START Data supplied

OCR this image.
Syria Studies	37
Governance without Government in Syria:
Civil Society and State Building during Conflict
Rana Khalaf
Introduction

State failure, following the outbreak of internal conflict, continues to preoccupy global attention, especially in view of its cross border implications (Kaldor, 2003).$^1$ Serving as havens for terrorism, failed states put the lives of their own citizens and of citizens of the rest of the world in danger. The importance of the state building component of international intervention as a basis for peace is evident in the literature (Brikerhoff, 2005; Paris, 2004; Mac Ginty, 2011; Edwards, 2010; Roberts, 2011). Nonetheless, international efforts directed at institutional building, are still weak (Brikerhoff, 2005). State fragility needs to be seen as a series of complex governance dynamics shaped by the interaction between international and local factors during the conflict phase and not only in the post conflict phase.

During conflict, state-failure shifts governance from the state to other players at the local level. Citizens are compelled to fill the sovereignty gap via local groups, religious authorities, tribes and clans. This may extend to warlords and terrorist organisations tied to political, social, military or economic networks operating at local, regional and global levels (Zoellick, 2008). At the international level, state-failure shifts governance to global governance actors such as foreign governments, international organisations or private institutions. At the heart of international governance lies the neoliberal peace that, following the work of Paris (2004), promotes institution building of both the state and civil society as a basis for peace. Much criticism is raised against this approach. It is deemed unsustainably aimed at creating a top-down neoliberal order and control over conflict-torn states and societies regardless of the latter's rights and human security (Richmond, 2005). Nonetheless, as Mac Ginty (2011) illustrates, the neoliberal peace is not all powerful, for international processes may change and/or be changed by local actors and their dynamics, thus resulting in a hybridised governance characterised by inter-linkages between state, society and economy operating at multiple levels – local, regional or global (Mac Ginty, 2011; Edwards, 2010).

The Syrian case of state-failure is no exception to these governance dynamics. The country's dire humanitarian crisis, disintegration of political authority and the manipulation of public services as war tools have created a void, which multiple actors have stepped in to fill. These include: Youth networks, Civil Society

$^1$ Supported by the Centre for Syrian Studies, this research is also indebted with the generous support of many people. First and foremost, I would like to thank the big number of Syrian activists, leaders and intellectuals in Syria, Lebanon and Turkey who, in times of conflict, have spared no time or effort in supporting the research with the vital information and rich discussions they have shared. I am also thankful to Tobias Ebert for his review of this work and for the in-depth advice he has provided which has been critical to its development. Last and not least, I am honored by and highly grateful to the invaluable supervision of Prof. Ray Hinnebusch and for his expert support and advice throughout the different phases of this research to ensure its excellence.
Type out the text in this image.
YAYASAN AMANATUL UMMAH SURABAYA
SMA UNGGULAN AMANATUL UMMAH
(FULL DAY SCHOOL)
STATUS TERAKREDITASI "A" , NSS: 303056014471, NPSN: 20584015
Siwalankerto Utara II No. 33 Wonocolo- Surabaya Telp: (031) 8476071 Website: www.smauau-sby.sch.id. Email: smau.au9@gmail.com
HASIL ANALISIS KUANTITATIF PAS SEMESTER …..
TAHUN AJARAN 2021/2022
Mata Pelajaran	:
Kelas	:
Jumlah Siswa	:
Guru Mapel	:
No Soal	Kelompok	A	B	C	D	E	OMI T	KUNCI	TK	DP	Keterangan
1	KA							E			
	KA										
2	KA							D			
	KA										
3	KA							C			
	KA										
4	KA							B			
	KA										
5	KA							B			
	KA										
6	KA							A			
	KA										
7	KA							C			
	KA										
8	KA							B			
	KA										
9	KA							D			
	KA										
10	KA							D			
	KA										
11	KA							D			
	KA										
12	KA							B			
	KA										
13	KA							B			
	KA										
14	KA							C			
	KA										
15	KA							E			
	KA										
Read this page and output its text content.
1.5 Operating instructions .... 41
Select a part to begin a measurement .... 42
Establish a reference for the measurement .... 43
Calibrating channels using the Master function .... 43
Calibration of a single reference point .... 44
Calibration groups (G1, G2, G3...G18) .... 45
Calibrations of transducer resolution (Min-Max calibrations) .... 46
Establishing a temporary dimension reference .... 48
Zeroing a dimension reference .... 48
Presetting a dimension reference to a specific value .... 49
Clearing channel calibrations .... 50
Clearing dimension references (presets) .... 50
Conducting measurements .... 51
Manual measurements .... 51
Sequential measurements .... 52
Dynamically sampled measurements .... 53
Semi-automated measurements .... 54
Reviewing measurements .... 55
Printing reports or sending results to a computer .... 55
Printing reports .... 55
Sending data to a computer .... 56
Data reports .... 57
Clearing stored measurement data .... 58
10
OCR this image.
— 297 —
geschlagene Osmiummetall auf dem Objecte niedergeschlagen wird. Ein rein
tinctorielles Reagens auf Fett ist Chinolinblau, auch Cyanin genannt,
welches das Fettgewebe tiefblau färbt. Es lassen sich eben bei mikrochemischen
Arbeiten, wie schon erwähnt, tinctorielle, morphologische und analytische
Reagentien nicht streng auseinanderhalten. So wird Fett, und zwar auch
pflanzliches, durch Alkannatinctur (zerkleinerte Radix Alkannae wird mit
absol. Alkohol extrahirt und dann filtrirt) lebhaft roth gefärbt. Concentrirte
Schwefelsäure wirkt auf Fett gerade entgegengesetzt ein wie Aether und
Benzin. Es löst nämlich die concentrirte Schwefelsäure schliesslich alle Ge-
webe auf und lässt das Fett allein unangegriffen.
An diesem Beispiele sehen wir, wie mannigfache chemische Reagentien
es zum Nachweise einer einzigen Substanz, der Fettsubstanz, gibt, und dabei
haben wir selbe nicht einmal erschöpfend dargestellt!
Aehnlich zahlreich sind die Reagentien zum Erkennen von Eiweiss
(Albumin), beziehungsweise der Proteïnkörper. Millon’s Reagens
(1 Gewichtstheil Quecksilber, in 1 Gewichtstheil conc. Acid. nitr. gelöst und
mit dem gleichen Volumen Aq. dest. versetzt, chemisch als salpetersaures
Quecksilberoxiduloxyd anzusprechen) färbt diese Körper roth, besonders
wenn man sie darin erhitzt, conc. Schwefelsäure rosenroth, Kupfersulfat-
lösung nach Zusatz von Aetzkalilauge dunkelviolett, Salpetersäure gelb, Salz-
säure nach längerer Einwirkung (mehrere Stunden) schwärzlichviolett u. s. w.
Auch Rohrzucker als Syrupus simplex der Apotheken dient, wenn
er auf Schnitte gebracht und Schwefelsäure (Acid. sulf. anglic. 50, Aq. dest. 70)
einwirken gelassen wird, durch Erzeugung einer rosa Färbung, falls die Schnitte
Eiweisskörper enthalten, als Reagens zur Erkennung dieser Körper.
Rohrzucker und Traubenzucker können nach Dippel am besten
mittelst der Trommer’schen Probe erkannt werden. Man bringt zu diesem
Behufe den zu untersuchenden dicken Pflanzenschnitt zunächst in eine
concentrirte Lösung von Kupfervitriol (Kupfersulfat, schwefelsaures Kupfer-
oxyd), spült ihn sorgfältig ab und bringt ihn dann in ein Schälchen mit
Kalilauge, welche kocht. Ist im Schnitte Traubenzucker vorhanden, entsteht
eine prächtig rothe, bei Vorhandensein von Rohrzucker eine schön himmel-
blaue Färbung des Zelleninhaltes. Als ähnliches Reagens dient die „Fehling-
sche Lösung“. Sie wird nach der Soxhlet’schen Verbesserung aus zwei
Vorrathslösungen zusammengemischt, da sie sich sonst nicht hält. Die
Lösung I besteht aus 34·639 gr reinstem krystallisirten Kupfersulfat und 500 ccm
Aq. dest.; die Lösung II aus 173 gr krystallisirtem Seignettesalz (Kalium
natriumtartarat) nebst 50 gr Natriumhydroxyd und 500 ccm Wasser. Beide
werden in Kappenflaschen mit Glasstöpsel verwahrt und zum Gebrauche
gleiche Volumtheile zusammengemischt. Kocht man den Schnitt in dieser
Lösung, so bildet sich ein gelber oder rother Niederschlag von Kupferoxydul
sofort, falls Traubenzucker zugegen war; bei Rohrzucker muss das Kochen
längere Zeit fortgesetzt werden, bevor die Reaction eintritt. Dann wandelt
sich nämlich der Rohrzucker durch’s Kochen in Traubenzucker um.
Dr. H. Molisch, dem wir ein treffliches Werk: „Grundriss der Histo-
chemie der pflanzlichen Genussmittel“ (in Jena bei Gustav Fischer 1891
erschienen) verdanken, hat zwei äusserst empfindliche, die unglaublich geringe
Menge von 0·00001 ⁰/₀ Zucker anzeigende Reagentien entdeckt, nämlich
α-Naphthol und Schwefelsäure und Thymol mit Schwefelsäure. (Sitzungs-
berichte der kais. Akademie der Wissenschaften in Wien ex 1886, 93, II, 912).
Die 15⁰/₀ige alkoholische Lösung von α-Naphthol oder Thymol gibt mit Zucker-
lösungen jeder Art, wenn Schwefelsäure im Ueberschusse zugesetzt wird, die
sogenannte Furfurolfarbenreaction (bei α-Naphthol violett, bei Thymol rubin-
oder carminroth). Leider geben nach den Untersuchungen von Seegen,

END Data supplied

**Set task**
Which lines contain "werden"? Copy each of them.

**Full response**
mittelst der Trommer’schen Probe erkannt werden. Man bringt zu diesem
werden in Kappenflaschen mit Glasstöpsel verwahrt und zum Gebrauche
längere Zeit fortgesetzt werden, bevor die Reaction eintritt. Dann wandelt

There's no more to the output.